> What to produce:
Show all lines from the material that carry the word "degradation".

> Records supplied:
Segment Open

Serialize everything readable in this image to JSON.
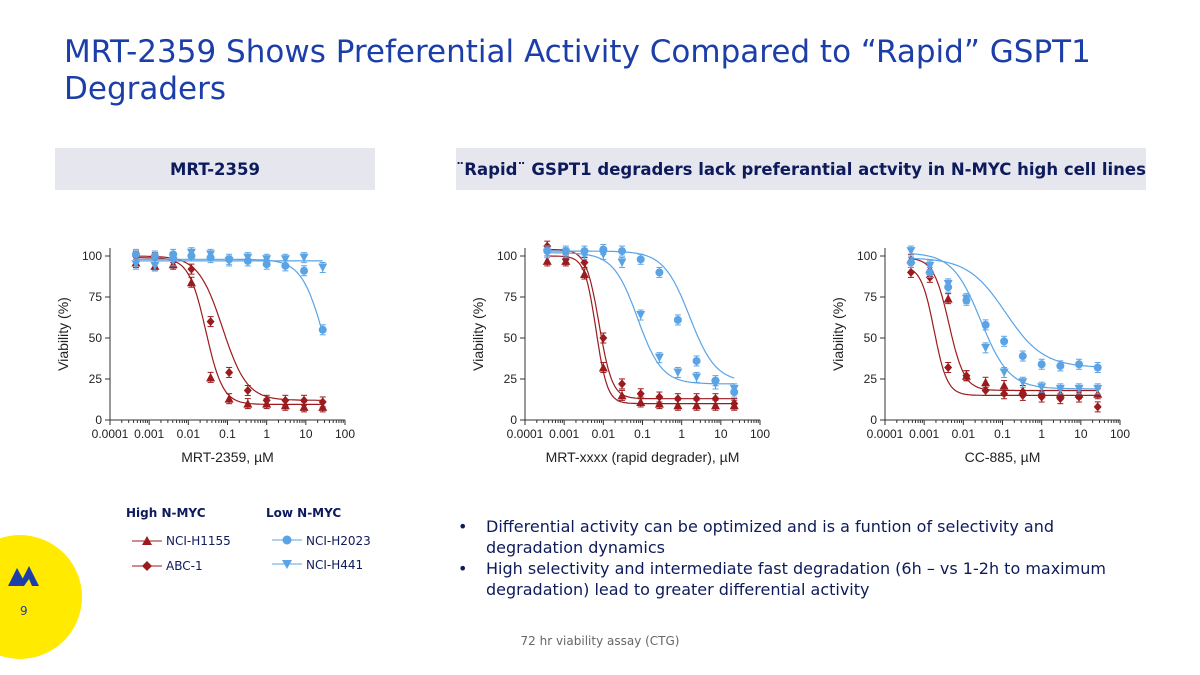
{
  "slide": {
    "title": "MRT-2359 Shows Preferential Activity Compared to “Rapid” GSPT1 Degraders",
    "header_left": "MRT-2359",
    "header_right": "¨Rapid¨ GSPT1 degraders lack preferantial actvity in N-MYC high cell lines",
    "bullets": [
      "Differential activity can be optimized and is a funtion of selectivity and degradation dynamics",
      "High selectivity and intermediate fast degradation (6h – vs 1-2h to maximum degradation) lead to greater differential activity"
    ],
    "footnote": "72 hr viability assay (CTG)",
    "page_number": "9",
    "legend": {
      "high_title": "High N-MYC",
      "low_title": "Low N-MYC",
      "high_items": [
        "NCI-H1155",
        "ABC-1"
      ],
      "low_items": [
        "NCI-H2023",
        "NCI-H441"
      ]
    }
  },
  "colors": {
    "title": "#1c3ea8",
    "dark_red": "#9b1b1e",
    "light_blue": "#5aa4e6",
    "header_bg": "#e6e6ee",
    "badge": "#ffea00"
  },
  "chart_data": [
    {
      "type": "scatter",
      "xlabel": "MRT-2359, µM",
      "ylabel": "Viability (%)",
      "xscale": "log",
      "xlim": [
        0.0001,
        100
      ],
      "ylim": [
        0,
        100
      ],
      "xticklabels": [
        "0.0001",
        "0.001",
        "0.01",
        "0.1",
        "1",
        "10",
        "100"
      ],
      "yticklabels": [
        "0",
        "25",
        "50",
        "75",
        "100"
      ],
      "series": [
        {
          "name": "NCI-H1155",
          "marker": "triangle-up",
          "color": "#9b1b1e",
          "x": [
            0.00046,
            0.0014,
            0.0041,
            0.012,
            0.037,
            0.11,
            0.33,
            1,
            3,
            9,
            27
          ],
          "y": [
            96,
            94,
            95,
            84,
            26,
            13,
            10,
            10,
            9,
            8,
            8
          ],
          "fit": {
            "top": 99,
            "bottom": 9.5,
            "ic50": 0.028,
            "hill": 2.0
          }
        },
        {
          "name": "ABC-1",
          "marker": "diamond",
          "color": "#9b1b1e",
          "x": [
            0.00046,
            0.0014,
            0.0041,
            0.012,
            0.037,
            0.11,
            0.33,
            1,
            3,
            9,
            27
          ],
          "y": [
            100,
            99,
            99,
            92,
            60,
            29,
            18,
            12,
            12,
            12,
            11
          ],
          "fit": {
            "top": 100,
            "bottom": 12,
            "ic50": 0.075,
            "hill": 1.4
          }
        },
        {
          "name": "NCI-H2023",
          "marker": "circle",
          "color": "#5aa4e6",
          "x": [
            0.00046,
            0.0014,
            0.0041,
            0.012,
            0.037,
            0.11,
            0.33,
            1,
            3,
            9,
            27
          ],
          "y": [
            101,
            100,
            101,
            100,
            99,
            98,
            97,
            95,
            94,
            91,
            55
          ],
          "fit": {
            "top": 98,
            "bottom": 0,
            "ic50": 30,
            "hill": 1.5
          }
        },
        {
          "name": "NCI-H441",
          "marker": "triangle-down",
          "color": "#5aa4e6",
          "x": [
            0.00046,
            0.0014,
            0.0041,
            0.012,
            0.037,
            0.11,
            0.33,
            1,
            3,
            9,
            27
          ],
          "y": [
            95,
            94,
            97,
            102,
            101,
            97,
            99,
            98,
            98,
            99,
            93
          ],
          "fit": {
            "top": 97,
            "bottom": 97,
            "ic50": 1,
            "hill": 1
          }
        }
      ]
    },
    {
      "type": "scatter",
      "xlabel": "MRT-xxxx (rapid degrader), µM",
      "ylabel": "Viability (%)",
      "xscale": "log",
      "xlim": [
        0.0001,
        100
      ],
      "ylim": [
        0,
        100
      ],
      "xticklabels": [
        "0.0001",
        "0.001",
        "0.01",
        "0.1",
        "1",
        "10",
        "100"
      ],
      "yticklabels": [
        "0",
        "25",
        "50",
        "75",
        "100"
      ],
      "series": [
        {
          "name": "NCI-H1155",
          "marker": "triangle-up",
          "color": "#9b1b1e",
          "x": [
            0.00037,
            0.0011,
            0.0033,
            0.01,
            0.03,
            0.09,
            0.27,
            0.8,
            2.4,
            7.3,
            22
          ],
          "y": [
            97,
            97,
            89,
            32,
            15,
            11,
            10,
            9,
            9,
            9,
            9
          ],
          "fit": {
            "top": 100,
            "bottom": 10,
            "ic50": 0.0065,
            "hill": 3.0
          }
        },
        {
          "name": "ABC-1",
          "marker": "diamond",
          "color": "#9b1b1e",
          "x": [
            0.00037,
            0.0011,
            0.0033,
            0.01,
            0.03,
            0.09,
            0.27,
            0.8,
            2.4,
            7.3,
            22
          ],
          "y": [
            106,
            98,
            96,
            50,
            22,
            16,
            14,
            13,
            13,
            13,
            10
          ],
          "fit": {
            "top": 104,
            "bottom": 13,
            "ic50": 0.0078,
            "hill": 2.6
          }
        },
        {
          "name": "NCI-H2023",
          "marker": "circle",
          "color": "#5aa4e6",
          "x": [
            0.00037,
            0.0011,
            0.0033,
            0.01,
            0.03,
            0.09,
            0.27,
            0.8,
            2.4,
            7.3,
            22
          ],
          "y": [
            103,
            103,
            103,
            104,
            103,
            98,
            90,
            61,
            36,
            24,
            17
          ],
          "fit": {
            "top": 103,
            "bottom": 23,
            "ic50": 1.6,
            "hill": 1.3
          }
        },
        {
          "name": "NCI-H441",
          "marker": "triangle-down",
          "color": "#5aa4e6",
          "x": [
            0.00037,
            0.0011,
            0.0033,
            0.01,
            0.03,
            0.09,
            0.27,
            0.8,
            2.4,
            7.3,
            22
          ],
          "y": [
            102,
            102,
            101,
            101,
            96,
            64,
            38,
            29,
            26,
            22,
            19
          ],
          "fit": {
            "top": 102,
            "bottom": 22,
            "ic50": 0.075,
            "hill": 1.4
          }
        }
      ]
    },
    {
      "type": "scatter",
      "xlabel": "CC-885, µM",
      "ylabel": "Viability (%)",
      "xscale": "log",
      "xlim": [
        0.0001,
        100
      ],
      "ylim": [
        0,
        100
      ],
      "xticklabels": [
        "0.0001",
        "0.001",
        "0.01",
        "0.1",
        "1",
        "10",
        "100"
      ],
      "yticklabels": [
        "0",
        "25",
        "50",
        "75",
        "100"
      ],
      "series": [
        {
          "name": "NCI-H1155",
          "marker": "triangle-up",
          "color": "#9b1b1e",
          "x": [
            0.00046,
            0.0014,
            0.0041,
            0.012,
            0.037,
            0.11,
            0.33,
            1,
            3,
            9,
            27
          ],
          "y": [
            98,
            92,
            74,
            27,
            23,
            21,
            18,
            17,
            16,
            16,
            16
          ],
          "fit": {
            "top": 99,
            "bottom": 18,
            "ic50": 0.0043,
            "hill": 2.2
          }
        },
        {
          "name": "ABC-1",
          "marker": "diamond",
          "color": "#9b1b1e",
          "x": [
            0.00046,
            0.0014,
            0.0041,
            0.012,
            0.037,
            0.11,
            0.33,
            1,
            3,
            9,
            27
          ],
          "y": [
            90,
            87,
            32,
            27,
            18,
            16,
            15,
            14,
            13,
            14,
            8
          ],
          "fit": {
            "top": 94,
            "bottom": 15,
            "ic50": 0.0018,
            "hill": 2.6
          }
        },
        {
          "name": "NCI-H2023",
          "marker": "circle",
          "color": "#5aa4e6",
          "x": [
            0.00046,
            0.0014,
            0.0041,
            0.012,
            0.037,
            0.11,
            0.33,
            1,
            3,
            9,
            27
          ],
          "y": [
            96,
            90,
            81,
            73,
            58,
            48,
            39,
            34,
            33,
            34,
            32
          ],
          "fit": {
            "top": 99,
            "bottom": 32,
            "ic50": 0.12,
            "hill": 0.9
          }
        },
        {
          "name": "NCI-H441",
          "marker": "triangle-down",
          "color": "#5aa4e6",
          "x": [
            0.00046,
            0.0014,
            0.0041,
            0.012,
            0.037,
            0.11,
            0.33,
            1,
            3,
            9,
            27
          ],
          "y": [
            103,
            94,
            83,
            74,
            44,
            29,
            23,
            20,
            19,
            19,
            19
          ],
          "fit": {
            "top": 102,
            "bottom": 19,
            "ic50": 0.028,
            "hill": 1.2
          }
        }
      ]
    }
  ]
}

Segment Closed

> Exercise result:
      "Differential activity can be optimized and is a funtion of selectivity and degradation dynamics",
      "High selectivity and intermediate fast degradation (6h – vs 1-2h to maximum degradation) lead to greater differential activity"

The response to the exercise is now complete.